## Record list
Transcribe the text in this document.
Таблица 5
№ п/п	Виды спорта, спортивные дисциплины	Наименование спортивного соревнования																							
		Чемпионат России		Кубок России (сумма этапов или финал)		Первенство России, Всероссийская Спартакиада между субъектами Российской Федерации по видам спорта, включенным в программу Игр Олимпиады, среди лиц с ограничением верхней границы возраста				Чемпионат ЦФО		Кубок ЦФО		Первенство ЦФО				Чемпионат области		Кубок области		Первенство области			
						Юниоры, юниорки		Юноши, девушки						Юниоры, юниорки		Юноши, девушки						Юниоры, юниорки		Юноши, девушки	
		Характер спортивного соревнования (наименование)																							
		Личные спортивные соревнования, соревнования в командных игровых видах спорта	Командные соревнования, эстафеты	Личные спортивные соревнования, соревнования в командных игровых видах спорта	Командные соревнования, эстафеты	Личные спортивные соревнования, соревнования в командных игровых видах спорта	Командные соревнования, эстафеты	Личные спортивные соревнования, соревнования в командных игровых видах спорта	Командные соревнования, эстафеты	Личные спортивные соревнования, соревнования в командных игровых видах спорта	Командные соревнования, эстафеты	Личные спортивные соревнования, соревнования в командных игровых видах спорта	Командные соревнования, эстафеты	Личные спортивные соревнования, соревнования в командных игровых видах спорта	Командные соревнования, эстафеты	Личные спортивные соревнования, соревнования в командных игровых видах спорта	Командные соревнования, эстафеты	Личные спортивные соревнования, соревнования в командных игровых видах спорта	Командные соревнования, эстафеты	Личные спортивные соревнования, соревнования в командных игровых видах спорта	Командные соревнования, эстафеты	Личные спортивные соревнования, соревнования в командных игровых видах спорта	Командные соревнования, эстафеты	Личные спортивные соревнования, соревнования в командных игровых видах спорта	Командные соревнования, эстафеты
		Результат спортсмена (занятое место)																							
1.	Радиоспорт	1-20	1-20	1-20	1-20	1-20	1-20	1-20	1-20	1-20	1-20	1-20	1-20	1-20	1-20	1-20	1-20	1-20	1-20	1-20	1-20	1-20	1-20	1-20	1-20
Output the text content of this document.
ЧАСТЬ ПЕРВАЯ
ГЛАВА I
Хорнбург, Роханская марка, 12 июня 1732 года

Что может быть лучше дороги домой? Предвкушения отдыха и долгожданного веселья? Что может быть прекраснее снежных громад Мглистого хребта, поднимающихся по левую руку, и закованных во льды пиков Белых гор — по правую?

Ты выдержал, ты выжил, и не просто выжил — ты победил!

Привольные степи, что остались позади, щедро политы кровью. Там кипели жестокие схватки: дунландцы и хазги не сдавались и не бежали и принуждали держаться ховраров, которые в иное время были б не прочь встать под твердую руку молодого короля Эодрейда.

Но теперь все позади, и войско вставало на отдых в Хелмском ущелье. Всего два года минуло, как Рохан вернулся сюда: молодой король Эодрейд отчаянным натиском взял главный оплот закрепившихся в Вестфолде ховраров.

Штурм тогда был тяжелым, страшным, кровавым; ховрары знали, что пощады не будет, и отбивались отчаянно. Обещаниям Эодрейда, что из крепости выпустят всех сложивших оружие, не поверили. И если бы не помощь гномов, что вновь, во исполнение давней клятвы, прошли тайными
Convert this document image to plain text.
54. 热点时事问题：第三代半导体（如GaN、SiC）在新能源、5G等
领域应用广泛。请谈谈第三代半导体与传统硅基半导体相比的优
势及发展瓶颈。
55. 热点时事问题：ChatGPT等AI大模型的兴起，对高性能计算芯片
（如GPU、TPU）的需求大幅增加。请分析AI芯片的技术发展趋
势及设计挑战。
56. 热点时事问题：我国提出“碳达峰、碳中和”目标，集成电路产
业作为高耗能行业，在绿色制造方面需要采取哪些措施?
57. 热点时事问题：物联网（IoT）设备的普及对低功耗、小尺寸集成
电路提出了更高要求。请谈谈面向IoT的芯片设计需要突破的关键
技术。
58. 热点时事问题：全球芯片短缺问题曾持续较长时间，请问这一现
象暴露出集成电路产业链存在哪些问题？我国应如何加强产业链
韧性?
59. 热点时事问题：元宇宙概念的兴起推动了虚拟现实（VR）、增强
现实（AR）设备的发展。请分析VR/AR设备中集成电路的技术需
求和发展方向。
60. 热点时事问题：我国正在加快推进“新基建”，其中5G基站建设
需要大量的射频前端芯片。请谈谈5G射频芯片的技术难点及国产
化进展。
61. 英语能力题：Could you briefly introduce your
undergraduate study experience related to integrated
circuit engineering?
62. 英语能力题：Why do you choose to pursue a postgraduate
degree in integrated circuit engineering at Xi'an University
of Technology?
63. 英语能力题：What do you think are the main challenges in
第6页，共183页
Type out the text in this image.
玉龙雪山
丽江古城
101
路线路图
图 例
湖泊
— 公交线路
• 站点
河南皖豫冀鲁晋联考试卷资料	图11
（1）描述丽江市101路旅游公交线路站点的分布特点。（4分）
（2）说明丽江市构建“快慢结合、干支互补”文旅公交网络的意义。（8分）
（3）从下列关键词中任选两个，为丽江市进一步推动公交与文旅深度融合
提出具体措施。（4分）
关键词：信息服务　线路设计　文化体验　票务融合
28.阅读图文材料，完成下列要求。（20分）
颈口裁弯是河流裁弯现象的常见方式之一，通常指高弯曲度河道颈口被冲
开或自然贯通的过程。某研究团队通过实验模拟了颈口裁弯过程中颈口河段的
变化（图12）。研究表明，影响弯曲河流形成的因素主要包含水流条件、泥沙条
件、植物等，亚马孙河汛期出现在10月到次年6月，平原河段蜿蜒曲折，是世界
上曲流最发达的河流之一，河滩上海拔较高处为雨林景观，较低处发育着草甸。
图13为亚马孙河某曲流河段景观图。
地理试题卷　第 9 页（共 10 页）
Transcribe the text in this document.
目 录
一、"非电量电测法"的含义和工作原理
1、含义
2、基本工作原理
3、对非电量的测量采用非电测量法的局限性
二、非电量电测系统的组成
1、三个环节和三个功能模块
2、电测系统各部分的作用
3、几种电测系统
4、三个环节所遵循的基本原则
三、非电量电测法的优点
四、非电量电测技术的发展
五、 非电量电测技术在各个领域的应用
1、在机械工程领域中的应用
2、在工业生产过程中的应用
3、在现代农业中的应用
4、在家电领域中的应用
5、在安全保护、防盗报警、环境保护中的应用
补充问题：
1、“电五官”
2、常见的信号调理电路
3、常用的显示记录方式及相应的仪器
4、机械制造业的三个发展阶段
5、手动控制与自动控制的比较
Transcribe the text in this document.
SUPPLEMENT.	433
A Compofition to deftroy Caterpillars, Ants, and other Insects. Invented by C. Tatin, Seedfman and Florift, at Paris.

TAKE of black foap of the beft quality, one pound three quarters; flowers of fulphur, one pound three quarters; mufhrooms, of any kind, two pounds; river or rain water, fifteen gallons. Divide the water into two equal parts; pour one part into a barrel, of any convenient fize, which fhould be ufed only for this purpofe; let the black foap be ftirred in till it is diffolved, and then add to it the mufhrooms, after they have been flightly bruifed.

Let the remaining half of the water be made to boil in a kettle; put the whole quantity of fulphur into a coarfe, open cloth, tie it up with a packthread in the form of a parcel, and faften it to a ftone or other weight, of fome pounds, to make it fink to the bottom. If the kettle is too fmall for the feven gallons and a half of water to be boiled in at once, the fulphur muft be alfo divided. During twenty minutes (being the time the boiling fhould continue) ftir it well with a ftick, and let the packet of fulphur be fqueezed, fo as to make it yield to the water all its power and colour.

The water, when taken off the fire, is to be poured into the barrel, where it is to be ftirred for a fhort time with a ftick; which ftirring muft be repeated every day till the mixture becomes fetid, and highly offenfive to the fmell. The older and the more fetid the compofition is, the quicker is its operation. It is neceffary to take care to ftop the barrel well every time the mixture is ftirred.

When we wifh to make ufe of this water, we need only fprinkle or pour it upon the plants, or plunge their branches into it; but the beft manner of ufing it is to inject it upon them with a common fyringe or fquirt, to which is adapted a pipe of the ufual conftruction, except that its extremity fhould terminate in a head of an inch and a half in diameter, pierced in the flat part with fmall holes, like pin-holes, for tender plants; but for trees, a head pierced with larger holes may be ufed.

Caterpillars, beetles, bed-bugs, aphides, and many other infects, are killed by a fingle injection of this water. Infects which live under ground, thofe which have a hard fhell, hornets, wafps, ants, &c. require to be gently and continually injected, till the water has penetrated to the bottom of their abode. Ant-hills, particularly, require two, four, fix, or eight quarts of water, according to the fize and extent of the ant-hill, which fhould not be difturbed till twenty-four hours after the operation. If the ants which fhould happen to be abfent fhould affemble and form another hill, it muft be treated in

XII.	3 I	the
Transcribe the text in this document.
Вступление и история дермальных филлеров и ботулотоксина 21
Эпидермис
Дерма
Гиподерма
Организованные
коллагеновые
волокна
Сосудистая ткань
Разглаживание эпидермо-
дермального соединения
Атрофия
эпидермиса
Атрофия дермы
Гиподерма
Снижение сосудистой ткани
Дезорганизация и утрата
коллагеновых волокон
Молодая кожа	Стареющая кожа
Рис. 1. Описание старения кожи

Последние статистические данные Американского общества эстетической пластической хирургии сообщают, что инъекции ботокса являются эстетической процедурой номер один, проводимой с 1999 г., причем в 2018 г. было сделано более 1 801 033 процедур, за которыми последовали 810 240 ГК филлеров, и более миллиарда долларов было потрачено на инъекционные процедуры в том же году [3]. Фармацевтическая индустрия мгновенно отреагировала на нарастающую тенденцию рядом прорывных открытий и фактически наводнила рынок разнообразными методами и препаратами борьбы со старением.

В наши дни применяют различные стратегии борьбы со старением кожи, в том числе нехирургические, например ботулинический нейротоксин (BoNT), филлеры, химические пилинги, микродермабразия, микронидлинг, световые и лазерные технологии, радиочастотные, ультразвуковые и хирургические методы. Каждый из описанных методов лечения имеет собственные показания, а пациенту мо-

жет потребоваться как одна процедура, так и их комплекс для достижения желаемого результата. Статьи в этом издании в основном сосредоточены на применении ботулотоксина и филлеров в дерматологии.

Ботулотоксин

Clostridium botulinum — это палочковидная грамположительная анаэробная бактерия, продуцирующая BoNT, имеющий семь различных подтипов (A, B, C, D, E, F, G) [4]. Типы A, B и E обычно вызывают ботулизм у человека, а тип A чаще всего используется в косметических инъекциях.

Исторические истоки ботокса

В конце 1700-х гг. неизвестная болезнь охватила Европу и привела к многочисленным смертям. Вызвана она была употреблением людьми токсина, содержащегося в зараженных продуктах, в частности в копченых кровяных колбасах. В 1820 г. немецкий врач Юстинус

## Short exercise
Check each line of these records for the string "руку" and state only how many lines have it.

## The completed task
2